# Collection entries

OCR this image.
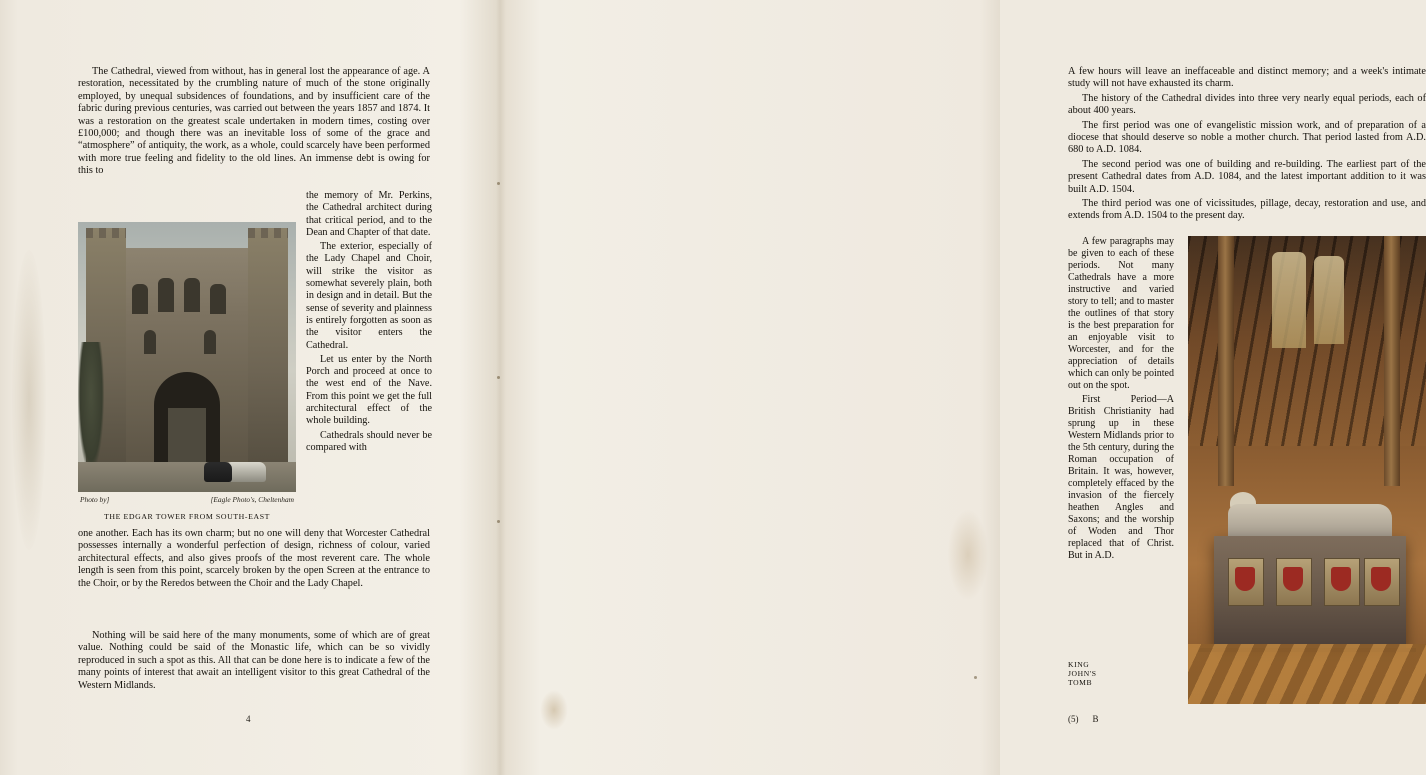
The Cathedral, viewed from without, has in general lost the appearance of age. A restoration, necessitated by the crumbling nature of much of the stone originally employed, by unequal subsidences of foundations, and by insufficient care of the fabric during previous centuries, was carried out between the years 1857 and 1874. It was a restoration on the greatest scale undertaken in modern times, costing over £100,000; and though there was an inevitable loss of some of the grace and “atmosphere” of antiquity, the work, as a whole, could scarcely have been performed with more true feeling and fidelity to the old lines. An immense debt is owing for this to

Photo by]	[Eagle Photo's, Cheltenham
THE EDGAR TOWER FROM SOUTH-EAST

the memory of Mr. Perkins, the Cathedral architect during that critical period, and to the Dean and Chapter of that date.

The exterior, especially of the Lady Chapel and Choir, will strike the visitor as somewhat severely plain, both in design and in detail. But the sense of severity and plainness is entirely forgotten as soon as the visitor enters the Cathedral.

Let us enter by the North Porch and proceed at once to the west end of the Nave. From this point we get the full architectural effect of the whole building.

Cathedrals should never be compared with

one another. Each has its own charm; but no one will deny that Worcester Cathedral possesses internally a wonderful perfection of design, richness of colour, varied architectural effects, and also gives proofs of the most reverent care. The whole length is seen from this point, scarcely broken by the open Screen at the entrance to the Choir, or by the Reredos between the Choir and the Lady Chapel.

Nothing will be said here of the many monuments, some of which are of great value. Nothing could be said of the Monastic life, which can be so vividly reproduced in such a spot as this. All that can be done here is to indicate a few of the many points of interest that await an intelligent visitor to this great Cathedral of the Western Midlands.

4

A few hours will leave an ineffaceable and distinct memory; and a week's intimate study will not have exhausted its charm.

The history of the Cathedral divides into three very nearly equal periods, each of about 400 years.

The first period was one of evangelistic mission work, and of preparation of a diocese that should deserve so noble a mother church. That period lasted from A.D. 680 to A.D. 1084.

The second period was one of building and re-building. The earliest part of the present Cathedral dates from A.D. 1084, and the latest important addition to it was built A.D. 1504.

The third period was one of vicissitudes, pillage, decay, restoration and use, and extends from A.D. 1504 to the present day.

A few paragraphs may be given to each of these periods. Not many Cathedrals have a more instructive and varied story to tell; and to master the outlines of that story is the best preparation for an enjoyable visit to Worcester, and for the appreciation of details which can only be pointed out on the spot.

First Period—A British Christianity had sprung up in these Western Midlands prior to the 5th century, during the Roman occupation of Britain. It was, however, completely effaced by the invasion of the fiercely heathen Angles and Saxons; and the worship of Woden and Thor replaced that of Christ. But in A.D.

KING JOHN'S TOMB
(5) B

# What the task asks
Without including any pictures, reproduce the listing exactly.

# Written reply
OCR this image.
The Cathedral, viewed from without, has in general lost the appearance of age. A restoration, necessitated by the crumbling nature of much of the stone originally employed, by unequal subsidences of foundations, and by insufficient care of the fabric during previous centuries, was carried out between the years 1857 and 1874. It was a restoration on the greatest scale undertaken in modern times, costing over £100,000; and though there was an inevitable loss of some of the grace and “atmosphere” of antiquity, the work, as a whole, could scarcely have been performed with more true feeling and fidelity to the old lines. An immense debt is owing for this to

Photo by]	[Eagle Photo's, Cheltenham
THE EDGAR TOWER FROM SOUTH-EAST

the memory of Mr. Perkins, the Cathedral architect during that critical period, and to the Dean and Chapter of that date.

The exterior, especially of the Lady Chapel and Choir, will strike the visitor as somewhat severely plain, both in design and in detail. But the sense of severity and plainness is entirely forgotten as soon as the visitor enters the Cathedral.

Let us enter by the North Porch and proceed at once to the west end of the Nave. From this point we get the full architectural effect of the whole building.

Cathedrals should never be compared with

one another. Each has its own charm; but no one will deny that Worcester Cathedral possesses internally a wonderful perfection of design, richness of colour, varied architectural effects, and also gives proofs of the most reverent care. The whole length is seen from this point, scarcely broken by the open Screen at the entrance to the Choir, or by the Reredos between the Choir and the Lady Chapel.

Nothing will be said here of the many monuments, some of which are of great value. Nothing could be said of the Monastic life, which can be so vividly reproduced in such a spot as this. All that can be done here is to indicate a few of the many points of interest that await an intelligent visitor to this great Cathedral of the Western Midlands.

4

A few hours will leave an ineffaceable and distinct memory; and a week's intimate study will not have exhausted its charm.

The history of the Cathedral divides into three very nearly equal periods, each of about 400 years.

The first period was one of evangelistic mission work, and of preparation of a diocese that should deserve so noble a mother church. That period lasted from A.D. 680 to A.D. 1084.

The second period was one of building and re-building. The earliest part of the present Cathedral dates from A.D. 1084, and the latest important addition to it was built A.D. 1504.

The third period was one of vicissitudes, pillage, decay, restoration and use, and extends from A.D. 1504 to the present day.

A few paragraphs may be given to each of these periods. Not many Cathedrals have a more instructive and varied story to tell; and to master the outlines of that story is the best preparation for an enjoyable visit to Worcester, and for the appreciation of details which can only be pointed out on the spot.

First Period—A British Christianity had sprung up in these Western Midlands prior to the 5th century, during the Roman occupation of Britain. It was, however, completely effaced by the invasion of the fiercely heathen Angles and Saxons; and the worship of Woden and Thor replaced that of Christ. But in A.D.

KING JOHN'S TOMB
(5) B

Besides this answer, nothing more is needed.